EXERCISE REQUIREMENTS: Return the entries below verbatim. Pictures stay out.

ROWS:
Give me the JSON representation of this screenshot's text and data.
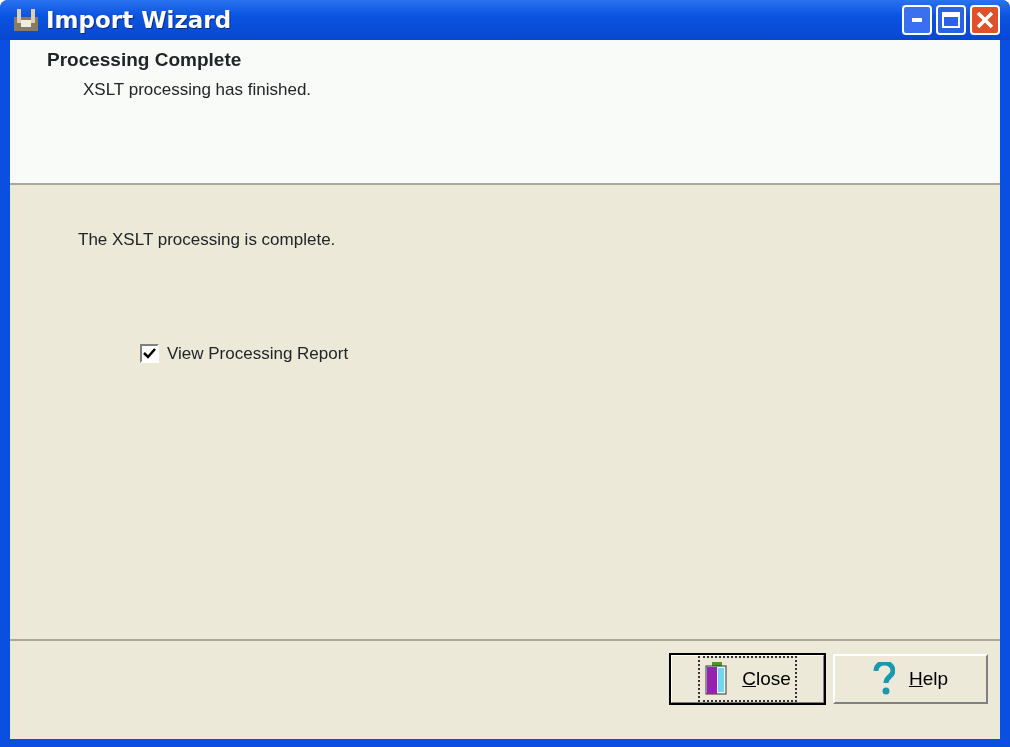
{
  "window": {
    "title": "Import Wizard"
  },
  "header": {
    "title": "Processing Complete",
    "subtitle": "XSLT processing has finished."
  },
  "message": "The XSLT processing is complete.",
  "checkbox": {
    "label": "View Processing Report",
    "checked": true
  },
  "buttons": [
    {
      "label": "Close",
      "kind": "close",
      "default": true
    },
    {
      "label": "Help",
      "kind": "help",
      "default": false
    }
  ]
}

SOLVED EXERCISE:
Give me the JSON representation of this screenshot's text and data.
{
  "window": {
    "title": "Import Wizard"
  },
  "header": {
    "title": "Processing Complete",
    "subtitle": "XSLT processing has finished."
  },
  "message": "The XSLT processing is complete.",
  "checkbox": {
    "label": "View Processing Report",
    "checked": true
  },
  "buttons": [
    {
      "label": "Close",
      "kind": "close",
      "default": true
    },
    {
      "label": "Help",
      "kind": "help",
      "default": false
    }
  ]
}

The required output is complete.